*** Excerpt ***

Showing posts with label Jeanette Ingold. Show all posts
Showing posts with label Jeanette Ingold. Show all posts

1.7.10

Paper Daughter by Jeanette Ingold

Summary/Cover Image taken form Publisher's Website:
Maggie Chen was born with ink in her blood. Her journalist father has fired her imagination with the thrill of the newsroom, and when her father is killed, she is determined to keep his dreams alive by interning at the local newspaper.

While assisting on her first story, Maggie learns that her father is suspected of illegal activity, and she knows she must clear his name. Drawn to Seattle's Chinatown, she discovers things that are far from what she expected: secrets, lies, and a connection to the Chinese Exclusion Era. Using all of her newspaper instincts and resources, Maggie is forced to confront her ethnicity--and a family she never knew.
Review:

Paper Daughter is one of those books that not only has the reader thoroughly engaged and entertained throughout the story, but teaches about a different time in history as well; a combination I always adore!

*** Given records ***

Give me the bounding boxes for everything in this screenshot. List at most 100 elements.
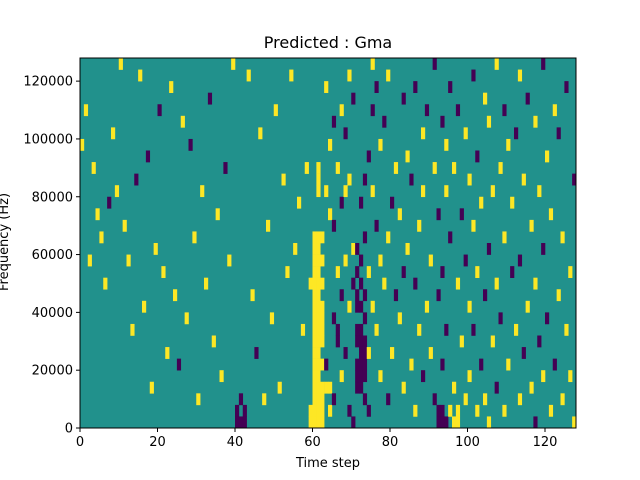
heatmap-cell bbox=[366, 266, 371, 278]
heatmap-cell bbox=[297, 196, 302, 209]
heatmap-cell bbox=[134, 173, 139, 186]
heatmap-cell bbox=[335, 323, 340, 336]
heatmap-cell bbox=[444, 323, 449, 336]
heatmap-cell bbox=[517, 69, 523, 82]
heatmap-cell bbox=[502, 404, 507, 417]
heatmap-cell bbox=[382, 115, 387, 128]
heatmap-cell bbox=[556, 289, 561, 302]
heatmap-cell bbox=[424, 104, 430, 117]
heatmap-cell bbox=[517, 254, 523, 267]
heatmap-cell bbox=[91, 162, 96, 174]
heatmap-cell bbox=[355, 323, 360, 336]
heatmap-cell bbox=[285, 266, 290, 278]
heatmap-cell bbox=[467, 300, 472, 313]
heatmap-cell bbox=[176, 358, 182, 371]
heatmap-cell bbox=[552, 104, 557, 117]
heatmap-cell bbox=[343, 347, 348, 359]
heatmap-cell bbox=[436, 208, 441, 221]
heatmap-cell bbox=[312, 300, 317, 313]
heatmap-cell bbox=[149, 381, 154, 394]
heatmap-plot-area bbox=[79, 57, 577, 429]
heatmap-cell bbox=[312, 231, 317, 244]
heatmap-cell bbox=[401, 381, 406, 394]
heatmap-cell bbox=[413, 404, 418, 417]
heatmap-cell bbox=[370, 185, 375, 198]
heatmap-cell bbox=[316, 185, 321, 198]
heatmap-cell bbox=[525, 300, 530, 313]
heatmap-cell bbox=[417, 219, 422, 232]
heatmap-cell bbox=[514, 323, 519, 336]
heatmap-cell bbox=[320, 231, 325, 244]
heatmap-cell bbox=[494, 58, 499, 70]
heatmap-cell bbox=[359, 277, 364, 290]
heatmap-cell bbox=[87, 254, 92, 267]
heatmap-cell bbox=[300, 323, 306, 336]
heatmap-cell bbox=[463, 254, 468, 267]
heatmap-cell bbox=[521, 173, 526, 186]
x-tick-label: 0 bbox=[76, 435, 84, 450]
heatmap-cell bbox=[568, 266, 573, 278]
heatmap-cell bbox=[331, 393, 337, 406]
heatmap-cell bbox=[227, 254, 232, 267]
heatmap-cell bbox=[343, 127, 348, 140]
heatmap-cell bbox=[215, 208, 220, 221]
heatmap-cell bbox=[548, 404, 554, 417]
heatmap-cell bbox=[254, 347, 259, 359]
heatmap-cell bbox=[200, 185, 205, 198]
heatmap-cell bbox=[444, 138, 449, 151]
heatmap-cell bbox=[541, 243, 546, 255]
heatmap-cell bbox=[471, 323, 476, 336]
heatmap-cell bbox=[359, 196, 364, 209]
x-tick-label: 100 bbox=[455, 435, 480, 450]
heatmap-cell bbox=[428, 254, 433, 267]
heatmap-cell bbox=[386, 231, 391, 244]
heatmap-cell bbox=[428, 347, 433, 359]
y-tick-label: 40000 bbox=[32, 306, 73, 321]
heatmap-cell bbox=[366, 404, 371, 417]
heatmap-cell bbox=[266, 219, 271, 232]
heatmap-cell bbox=[328, 404, 333, 417]
heatmap-cell bbox=[145, 150, 151, 163]
heatmap-cell bbox=[293, 243, 298, 255]
heatmap-cell bbox=[312, 416, 317, 429]
heatmap-cell bbox=[366, 150, 371, 163]
heatmap-cell bbox=[537, 335, 542, 348]
heatmap-cell bbox=[483, 289, 488, 302]
heatmap-cell bbox=[362, 312, 368, 325]
heatmap-cell bbox=[316, 243, 321, 255]
heatmap-cell bbox=[316, 289, 321, 302]
heatmap-cell bbox=[320, 312, 325, 325]
heatmap-cell bbox=[440, 115, 445, 128]
heatmap-cell bbox=[455, 104, 461, 117]
heatmap-cell bbox=[130, 323, 135, 336]
heatmap-cell bbox=[304, 162, 309, 174]
heatmap-cell bbox=[273, 104, 278, 117]
heatmap-cell bbox=[506, 138, 511, 151]
heatmap-cell bbox=[440, 266, 445, 278]
heatmap-cell bbox=[355, 335, 360, 348]
heatmap-cell bbox=[312, 347, 317, 359]
heatmap-cell bbox=[552, 358, 557, 371]
heatmap-cell bbox=[362, 289, 368, 302]
heatmap-cell bbox=[281, 173, 286, 186]
heatmap-cell bbox=[564, 323, 569, 336]
heatmap-cell bbox=[471, 69, 476, 82]
heatmap-cell bbox=[432, 393, 437, 406]
heatmap-cell bbox=[351, 277, 356, 290]
heatmap-cell bbox=[390, 347, 395, 359]
heatmap-cell bbox=[417, 323, 422, 336]
heatmap-cell bbox=[537, 185, 542, 198]
heatmap-cell bbox=[486, 416, 492, 429]
heatmap-cell bbox=[331, 312, 337, 325]
heatmap-cell bbox=[308, 416, 313, 429]
heatmap-cells bbox=[80, 58, 577, 429]
heatmap-cell bbox=[277, 381, 282, 394]
heatmap-cell bbox=[378, 138, 383, 151]
heatmap-cell bbox=[525, 92, 530, 105]
heatmap-cell bbox=[335, 335, 340, 348]
heatmap-cell bbox=[320, 323, 325, 336]
heatmap-cell bbox=[324, 381, 329, 394]
heatmap-cell bbox=[397, 208, 402, 221]
heatmap-cell bbox=[316, 266, 321, 278]
heatmap-cell bbox=[529, 219, 534, 232]
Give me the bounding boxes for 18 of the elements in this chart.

***

• _Your task_: Reproduce the passage of the Paper Daughter post starting with "Summary/Cover Image taken" and going on through "she never knew.". The listing is separate material and has nothing to do with the Paper Daughter post.

• _The solution_:
Summary/Cover Image taken form Publisher's Website:
Maggie Chen was born with ink in her blood. Her journalist father has fired her imagination with the thrill of the newsroom, and when her father is killed, she is determined to keep his dreams alive by interning at the local newspaper.

While assisting on her first story, Maggie learns that her father is suspected of illegal activity, and she knows she must clear his name. Drawn to Seattle's Chinatown, she discovers things that are far from what she expected: secrets, lies, and a connection to the Chinese Exclusion Era. Using all of her newspaper instincts and resources, Maggie is forced to confront her ethnicity--and a family she never knew.